(begin)

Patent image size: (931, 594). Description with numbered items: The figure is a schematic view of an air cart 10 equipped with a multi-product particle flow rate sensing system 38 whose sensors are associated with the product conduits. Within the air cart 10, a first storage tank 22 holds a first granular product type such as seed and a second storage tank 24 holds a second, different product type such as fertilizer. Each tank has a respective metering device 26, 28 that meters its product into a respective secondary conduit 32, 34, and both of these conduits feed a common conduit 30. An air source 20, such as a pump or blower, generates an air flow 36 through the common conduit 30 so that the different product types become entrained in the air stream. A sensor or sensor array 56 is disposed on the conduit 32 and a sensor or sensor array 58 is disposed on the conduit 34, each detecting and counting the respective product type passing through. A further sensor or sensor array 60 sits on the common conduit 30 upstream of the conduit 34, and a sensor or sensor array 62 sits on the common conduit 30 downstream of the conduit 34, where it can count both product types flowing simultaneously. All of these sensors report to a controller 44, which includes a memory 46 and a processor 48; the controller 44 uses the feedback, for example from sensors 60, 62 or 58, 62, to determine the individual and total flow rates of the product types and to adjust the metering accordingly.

(end)
(begin)

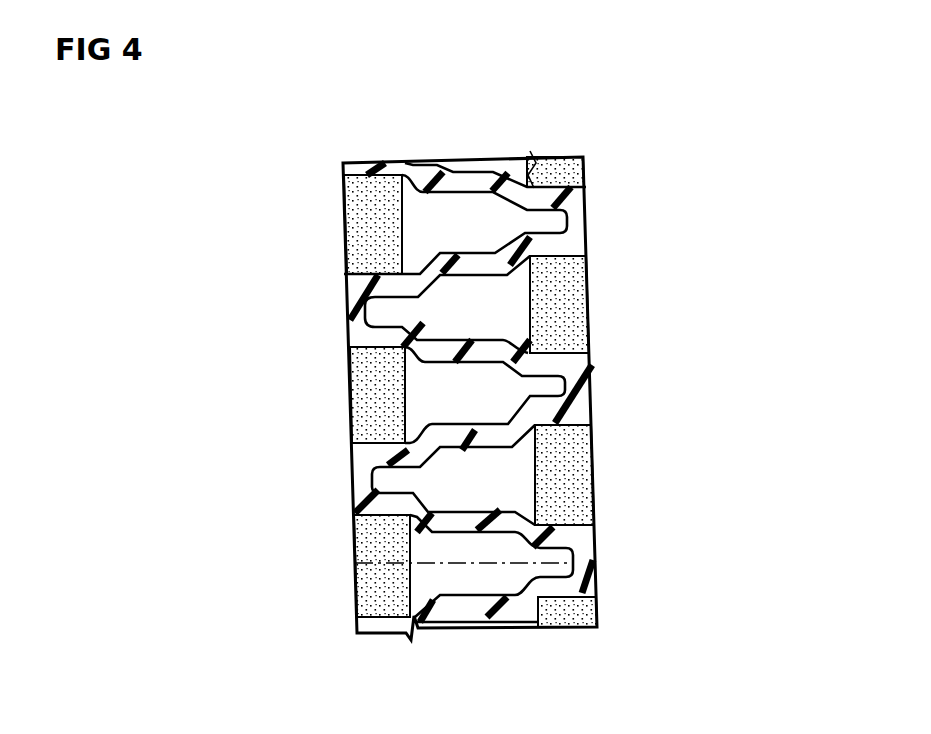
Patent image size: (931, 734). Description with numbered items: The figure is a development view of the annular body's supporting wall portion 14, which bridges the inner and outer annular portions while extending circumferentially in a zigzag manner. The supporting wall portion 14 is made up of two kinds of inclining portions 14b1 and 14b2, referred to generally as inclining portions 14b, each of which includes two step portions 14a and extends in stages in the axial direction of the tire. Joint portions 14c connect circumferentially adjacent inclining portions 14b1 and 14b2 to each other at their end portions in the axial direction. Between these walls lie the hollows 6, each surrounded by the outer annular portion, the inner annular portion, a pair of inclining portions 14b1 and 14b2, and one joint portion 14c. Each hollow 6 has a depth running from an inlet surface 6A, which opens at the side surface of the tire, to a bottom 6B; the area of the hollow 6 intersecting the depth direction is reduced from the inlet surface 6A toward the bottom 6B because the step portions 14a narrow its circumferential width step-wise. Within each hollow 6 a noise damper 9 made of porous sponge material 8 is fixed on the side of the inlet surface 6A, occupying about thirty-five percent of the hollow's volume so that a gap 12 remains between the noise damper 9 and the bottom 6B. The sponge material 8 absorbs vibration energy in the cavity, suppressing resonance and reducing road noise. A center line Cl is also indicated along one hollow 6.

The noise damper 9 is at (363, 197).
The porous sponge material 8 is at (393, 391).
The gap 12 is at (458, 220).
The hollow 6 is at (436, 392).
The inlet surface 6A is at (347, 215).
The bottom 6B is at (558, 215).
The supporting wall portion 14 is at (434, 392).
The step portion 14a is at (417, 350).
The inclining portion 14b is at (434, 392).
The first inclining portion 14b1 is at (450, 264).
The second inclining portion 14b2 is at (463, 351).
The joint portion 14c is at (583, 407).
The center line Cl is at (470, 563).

(end)

*EXERCISE*
Pull out each row above that contains the word "sponge".

*RESPONSE*
Patent image size: (931, 734). Description with numbered items: The figure is a development view of the annular body's supporting wall portion 14, which bridges the inner and outer annular portions while extending circumferentially in a zigzag manner. The supporting wall portion 14 is made up of two kinds of inclining portions 14b1 and 14b2, referred to generally as inclining portions 14b, each of which includes two step portions 14a and extends in stages in the axial direction of the tire. Joint portions 14c connect circumferentially adjacent inclining portions 14b1 and 14b2 to each other at their end portions in the axial direction. Between these walls lie the hollows 6, each surrounded by the outer annular portion, the inner annular portion, a pair of inclining portions 14b1 and 14b2, and one joint portion 14c. Each hollow 6 has a depth running from an inlet surface 6A, which opens at the side surface of the tire, to a bottom 6B; the area of the hollow 6 intersecting the depth direction is reduced from the inlet surface 6A toward the bottom 6B because the step portions 14a narrow its circumferential width step-wise. Within each hollow 6 a noise damper 9 made of porous sponge material 8 is fixed on the side of the inlet surface 6A, occupying about thirty-five percent of the hollow's volume so that a gap 12 remains between the noise damper 9 and the bottom 6B. The sponge material 8 absorbs vibration energy in the cavity, suppressing resonance and reducing road noise. A center line Cl is also indicated along one hollow 6.
The porous sponge material 8 is at (393, 391).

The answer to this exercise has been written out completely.